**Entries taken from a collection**
□ □ □ □ □ □ □

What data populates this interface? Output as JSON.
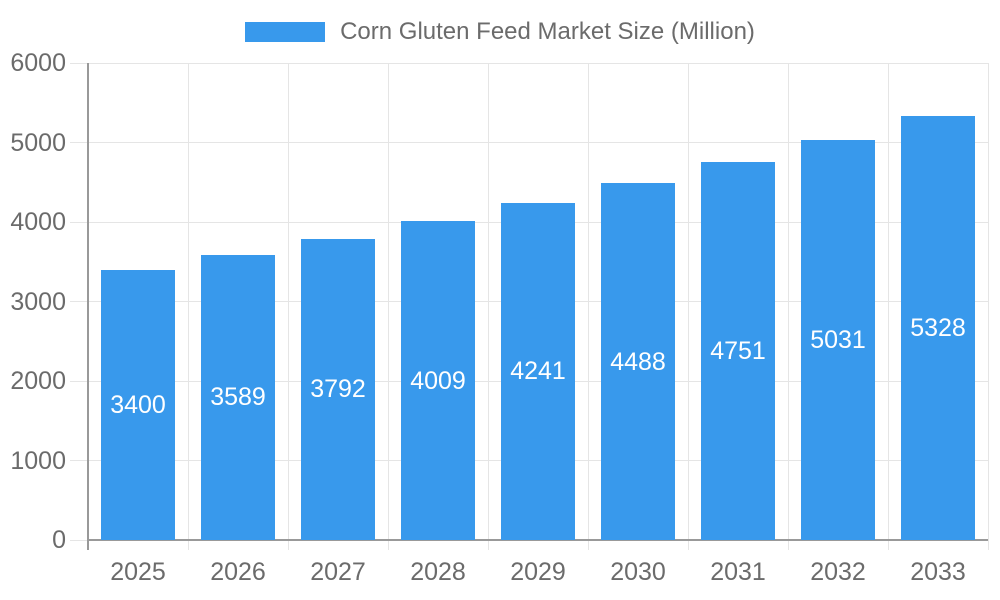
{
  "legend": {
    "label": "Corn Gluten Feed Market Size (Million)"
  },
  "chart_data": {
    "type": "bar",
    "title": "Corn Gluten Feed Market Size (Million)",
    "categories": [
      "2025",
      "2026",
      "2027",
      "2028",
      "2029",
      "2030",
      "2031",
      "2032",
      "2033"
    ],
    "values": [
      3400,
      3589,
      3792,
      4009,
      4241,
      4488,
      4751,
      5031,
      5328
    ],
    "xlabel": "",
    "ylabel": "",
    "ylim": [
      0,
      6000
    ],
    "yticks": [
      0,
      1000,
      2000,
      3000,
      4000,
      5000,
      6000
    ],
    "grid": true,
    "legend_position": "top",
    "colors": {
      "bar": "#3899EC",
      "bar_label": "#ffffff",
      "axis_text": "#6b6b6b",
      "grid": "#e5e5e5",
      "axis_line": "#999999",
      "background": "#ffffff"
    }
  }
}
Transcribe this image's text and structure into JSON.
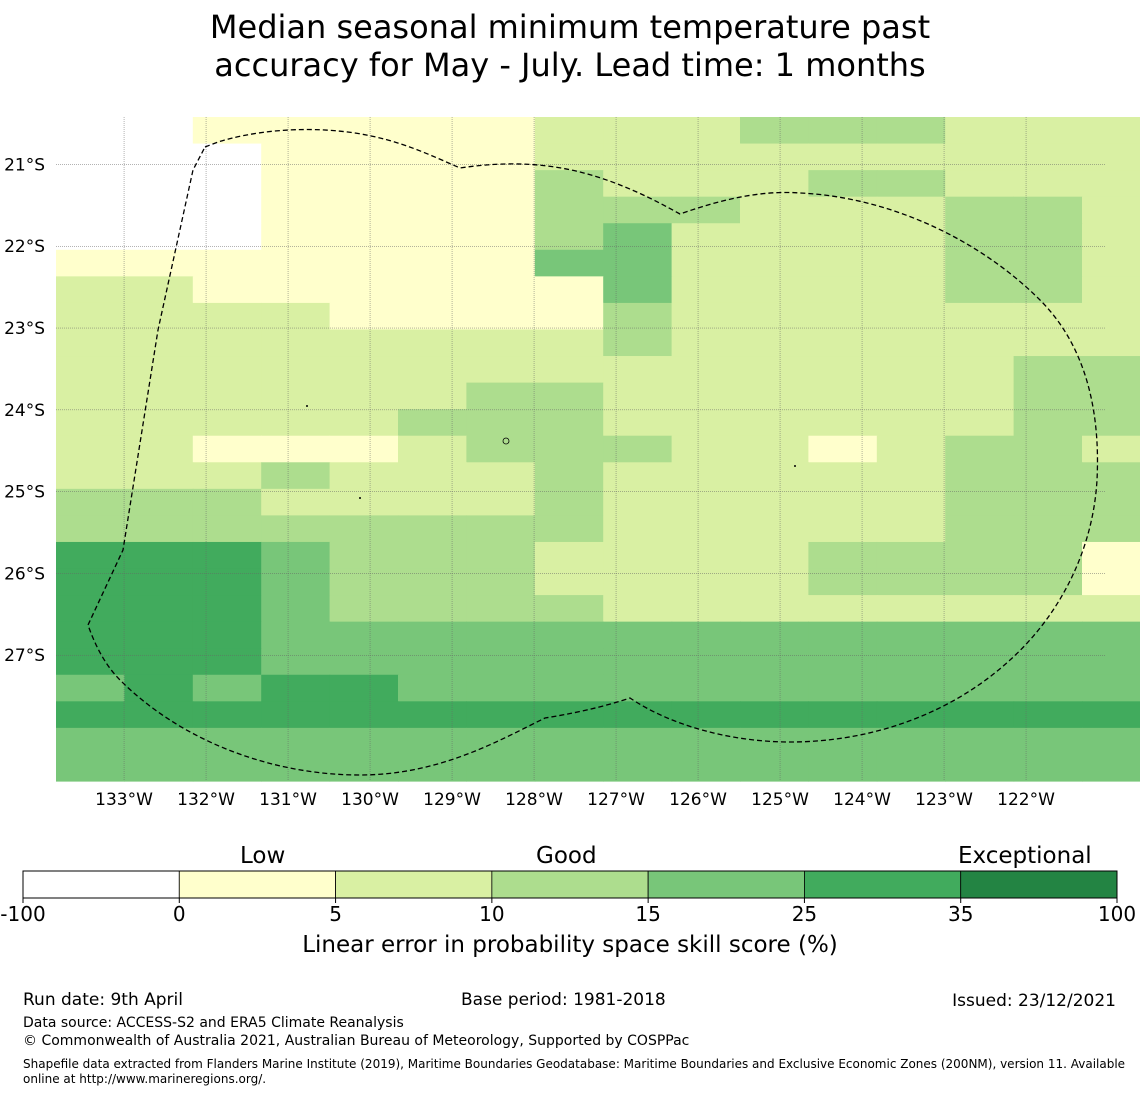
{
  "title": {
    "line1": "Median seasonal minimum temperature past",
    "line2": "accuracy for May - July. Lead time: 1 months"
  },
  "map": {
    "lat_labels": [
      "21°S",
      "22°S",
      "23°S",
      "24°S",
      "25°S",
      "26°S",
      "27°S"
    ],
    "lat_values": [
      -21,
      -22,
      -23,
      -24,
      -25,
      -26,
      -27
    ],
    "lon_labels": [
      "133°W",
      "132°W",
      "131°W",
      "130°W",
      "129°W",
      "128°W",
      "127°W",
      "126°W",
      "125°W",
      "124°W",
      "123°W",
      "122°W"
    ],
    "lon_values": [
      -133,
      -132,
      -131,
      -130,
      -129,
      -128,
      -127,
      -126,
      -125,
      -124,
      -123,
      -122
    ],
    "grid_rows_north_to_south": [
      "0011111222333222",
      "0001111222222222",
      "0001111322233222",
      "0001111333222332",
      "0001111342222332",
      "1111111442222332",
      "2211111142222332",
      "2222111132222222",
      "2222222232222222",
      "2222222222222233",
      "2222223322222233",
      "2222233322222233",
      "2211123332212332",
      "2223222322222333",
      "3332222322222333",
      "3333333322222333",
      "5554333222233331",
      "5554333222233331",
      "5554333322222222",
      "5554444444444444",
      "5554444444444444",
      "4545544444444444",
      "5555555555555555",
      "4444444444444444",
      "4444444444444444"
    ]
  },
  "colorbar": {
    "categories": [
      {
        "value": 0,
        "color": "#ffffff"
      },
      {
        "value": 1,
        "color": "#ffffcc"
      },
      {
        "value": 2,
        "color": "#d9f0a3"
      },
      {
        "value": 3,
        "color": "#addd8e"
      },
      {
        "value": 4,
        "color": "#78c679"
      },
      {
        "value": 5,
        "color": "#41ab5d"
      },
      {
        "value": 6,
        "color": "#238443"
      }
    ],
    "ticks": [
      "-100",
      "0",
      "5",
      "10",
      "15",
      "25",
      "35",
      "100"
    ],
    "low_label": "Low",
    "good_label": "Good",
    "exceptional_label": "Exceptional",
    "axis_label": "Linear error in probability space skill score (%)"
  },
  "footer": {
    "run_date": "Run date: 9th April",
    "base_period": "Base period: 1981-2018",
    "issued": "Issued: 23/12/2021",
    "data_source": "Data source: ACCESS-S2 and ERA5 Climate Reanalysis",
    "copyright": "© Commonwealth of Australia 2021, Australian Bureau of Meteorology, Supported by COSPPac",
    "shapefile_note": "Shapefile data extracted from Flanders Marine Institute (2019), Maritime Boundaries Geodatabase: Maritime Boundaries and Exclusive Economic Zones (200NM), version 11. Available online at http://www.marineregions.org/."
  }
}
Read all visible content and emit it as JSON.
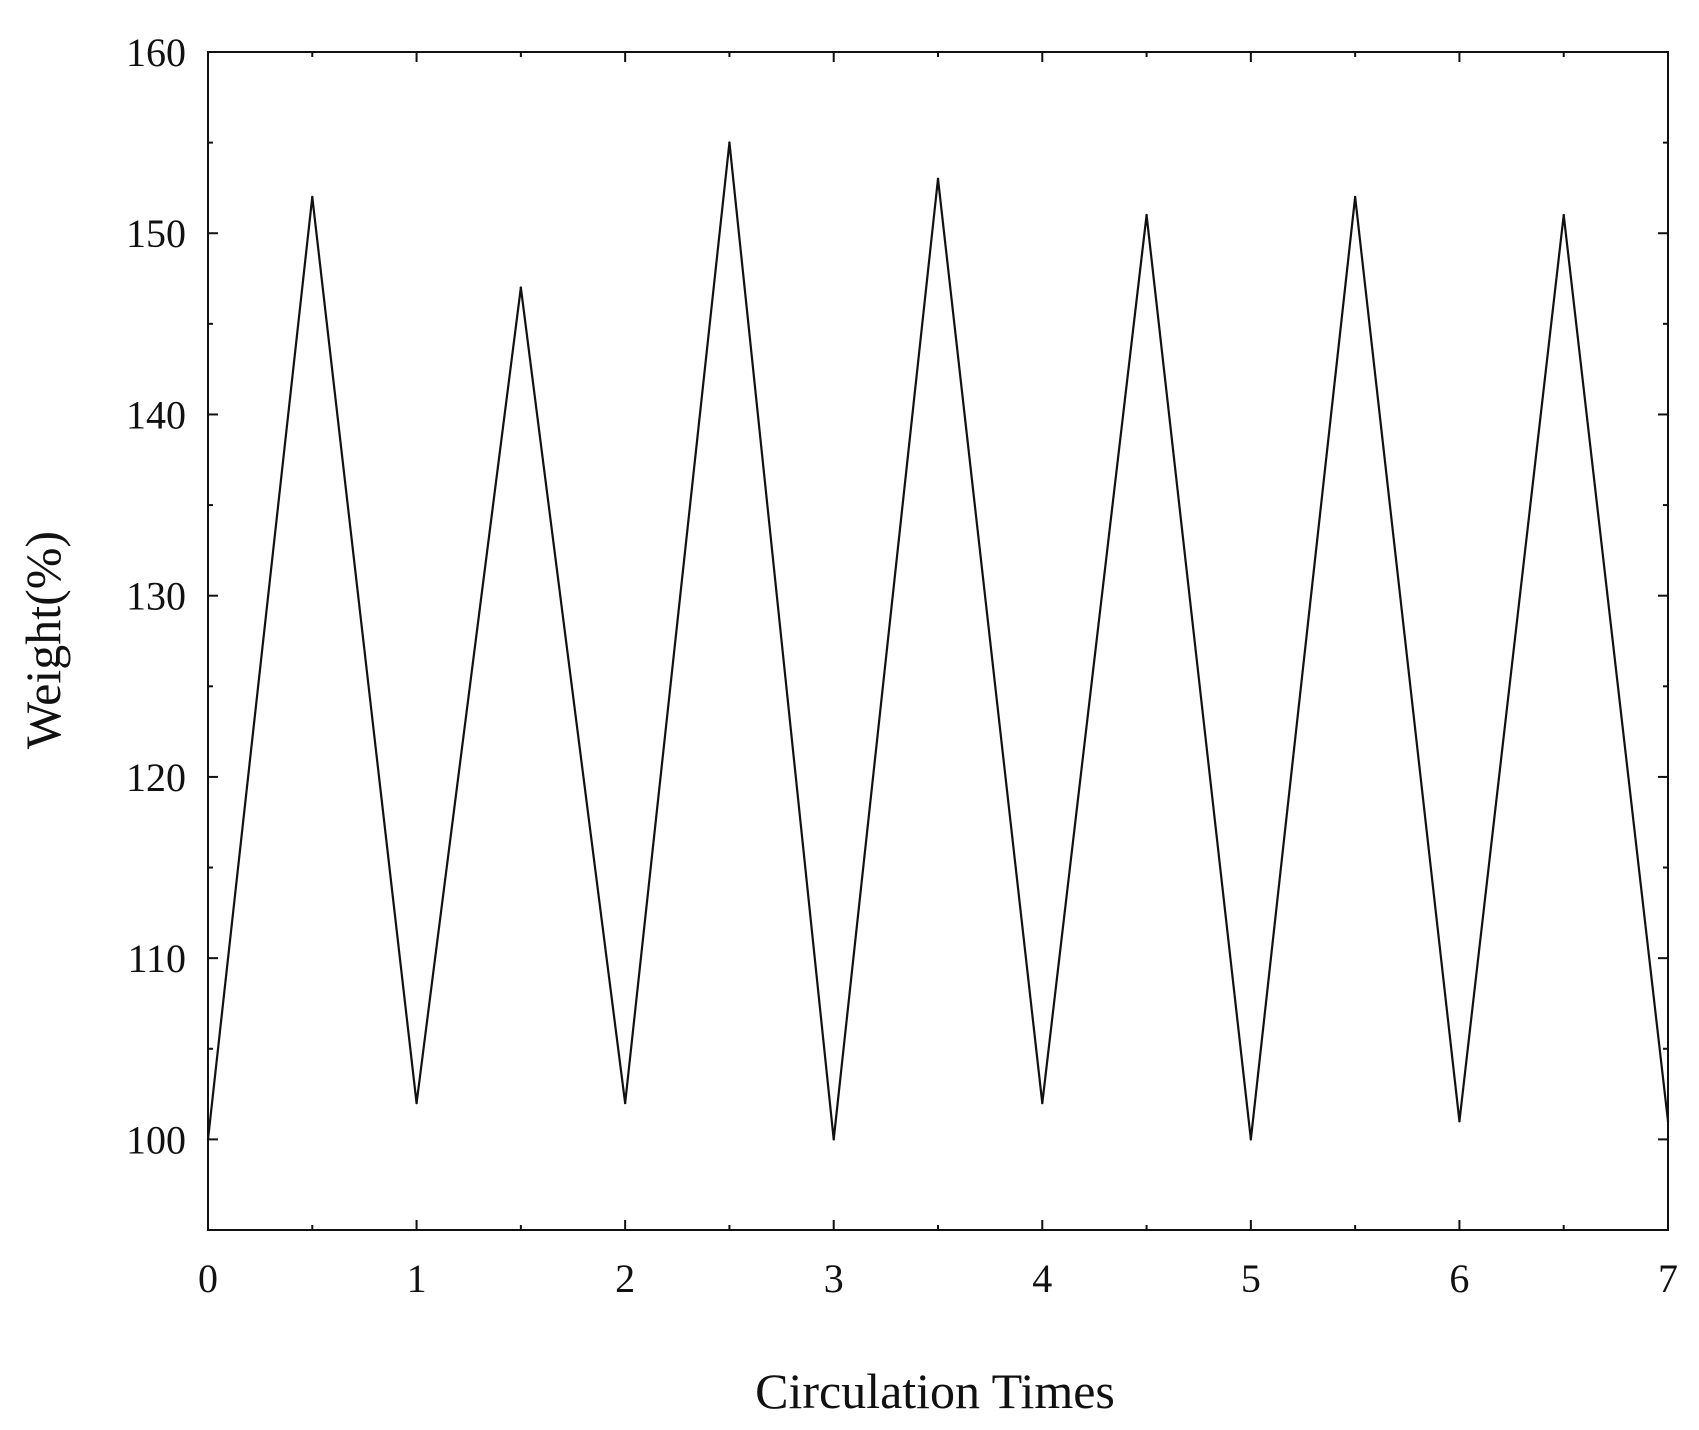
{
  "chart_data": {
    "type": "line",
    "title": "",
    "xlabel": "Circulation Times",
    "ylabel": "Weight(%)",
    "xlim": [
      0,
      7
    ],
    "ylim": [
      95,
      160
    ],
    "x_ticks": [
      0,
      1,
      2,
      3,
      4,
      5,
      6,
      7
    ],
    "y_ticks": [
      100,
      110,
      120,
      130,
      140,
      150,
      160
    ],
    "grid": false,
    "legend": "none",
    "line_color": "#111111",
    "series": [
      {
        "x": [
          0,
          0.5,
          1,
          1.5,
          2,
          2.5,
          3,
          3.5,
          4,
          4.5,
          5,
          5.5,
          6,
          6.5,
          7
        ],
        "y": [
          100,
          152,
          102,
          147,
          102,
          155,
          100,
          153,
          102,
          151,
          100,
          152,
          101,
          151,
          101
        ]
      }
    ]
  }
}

□ □ □ □ □ □ □

**Stated goal**
Leave out the pictures and copy everything else in the records word for word.

**Exercise solution**
What data populates this interface? Output as JSON.
{
  "legend": {
    "label": "Corn Gluten Feed Market Size (Million)"
  },
  "chart_data": {
    "type": "bar",
    "title": "Corn Gluten Feed Market Size (Million)",
    "categories": [
      "2025",
      "2026",
      "2027",
      "2028",
      "2029",
      "2030",
      "2031",
      "2032",
      "2033"
    ],
    "values": [
      3400,
      3589,
      3792,
      4009,
      4241,
      4488,
      4751,
      5031,
      5328
    ],
    "xlabel": "",
    "ylabel": "",
    "ylim": [
      0,
      6000
    ],
    "yticks": [
      0,
      1000,
      2000,
      3000,
      4000,
      5000,
      6000
    ],
    "grid": true,
    "legend_position": "top",
    "colors": {
      "bar": "#3899EC",
      "bar_label": "#ffffff",
      "axis_text": "#6b6b6b",
      "grid": "#e5e5e5",
      "axis_line": "#999999",
      "background": "#ffffff"
    }
  }
}
Transcribe this image's text and structure into JSON.
{
  "title": {
    "line1": "Median seasonal minimum temperature past",
    "line2": "accuracy for May - July. Lead time: 1 months"
  },
  "map": {
    "lat_labels": [
      "21°S",
      "22°S",
      "23°S",
      "24°S",
      "25°S",
      "26°S",
      "27°S"
    ],
    "lat_values": [
      -21,
      -22,
      -23,
      -24,
      -25,
      -26,
      -27
    ],
    "lon_labels": [
      "133°W",
      "132°W",
      "131°W",
      "130°W",
      "129°W",
      "128°W",
      "127°W",
      "126°W",
      "125°W",
      "124°W",
      "123°W",
      "122°W"
    ],
    "lon_values": [
      -133,
      -132,
      -131,
      -130,
      -129,
      -128,
      -127,
      -126,
      -125,
      -124,
      -123,
      -122
    ],
    "grid_rows_north_to_south": [
      "0011111222333222",
      "0001111222222222",
      "0001111322233222",
      "0001111333222332",
      "0001111342222332",
      "1111111442222332",
      "2211111142222332",
      "2222111132222222",
      "2222222232222222",
      "2222222222222233",
      "2222223322222233",
      "2222233322222233",
      "2211123332212332",
      "2223222322222333",
      "3332222322222333",
      "3333333322222333",
      "5554333222233331",
      "5554333222233331",
      "5554333322222222",
      "5554444444444444",
      "5554444444444444",
      "4545544444444444",
      "5555555555555555",
      "4444444444444444",
      "4444444444444444"
    ]
  },
  "colorbar": {
    "categories": [
      {
        "value": 0,
        "color": "#ffffff"
      },
      {
        "value": 1,
        "color": "#ffffcc"
      },
      {
        "value": 2,
        "color": "#d9f0a3"
      },
      {
        "value": 3,
        "color": "#addd8e"
      },
      {
        "value": 4,
        "color": "#78c679"
      },
      {
        "value": 5,
        "color": "#41ab5d"
      },
      {
        "value": 6,
        "color": "#238443"
      }
    ],
    "ticks": [
      "-100",
      "0",
      "5",
      "10",
      "15",
      "25",
      "35",
      "100"
    ],
    "low_label": "Low",
    "good_label": "Good",
    "exceptional_label": "Exceptional",
    "axis_label": "Linear error in probability space skill score (%)"
  },
  "footer": {
    "run_date": "Run date: 9th April",
    "base_period": "Base period: 1981-2018",
    "issued": "Issued: 23/12/2021",
    "data_source": "Data source: ACCESS-S2 and ERA5 Climate Reanalysis",
    "copyright": "© Commonwealth of Australia 2021, Australian Bureau of Meteorology, Supported by COSPPac",
    "shapefile_note": "Shapefile data extracted from Flanders Marine Institute (2019), Maritime Boundaries Geodatabase: Maritime Boundaries and Exclusive Economic Zones (200NM), version 11. Available online at http://www.marineregions.org/."
  }
}
Read all visible content and emit it as JSON.
{
  "chart_data": {
    "type": "line",
    "title": "",
    "xlabel": "Circulation Times",
    "ylabel": "Weight(%)",
    "xlim": [
      0,
      7
    ],
    "ylim": [
      95,
      160
    ],
    "x_ticks": [
      0,
      1,
      2,
      3,
      4,
      5,
      6,
      7
    ],
    "y_ticks": [
      100,
      110,
      120,
      130,
      140,
      150,
      160
    ],
    "grid": false,
    "legend": "none",
    "line_color": "#111111",
    "series": [
      {
        "x": [
          0,
          0.5,
          1,
          1.5,
          2,
          2.5,
          3,
          3.5,
          4,
          4.5,
          5,
          5.5,
          6,
          6.5,
          7
        ],
        "y": [
          100,
          152,
          102,
          147,
          102,
          155,
          100,
          153,
          102,
          151,
          100,
          152,
          101,
          151,
          101
        ]
      }
    ]
  }
}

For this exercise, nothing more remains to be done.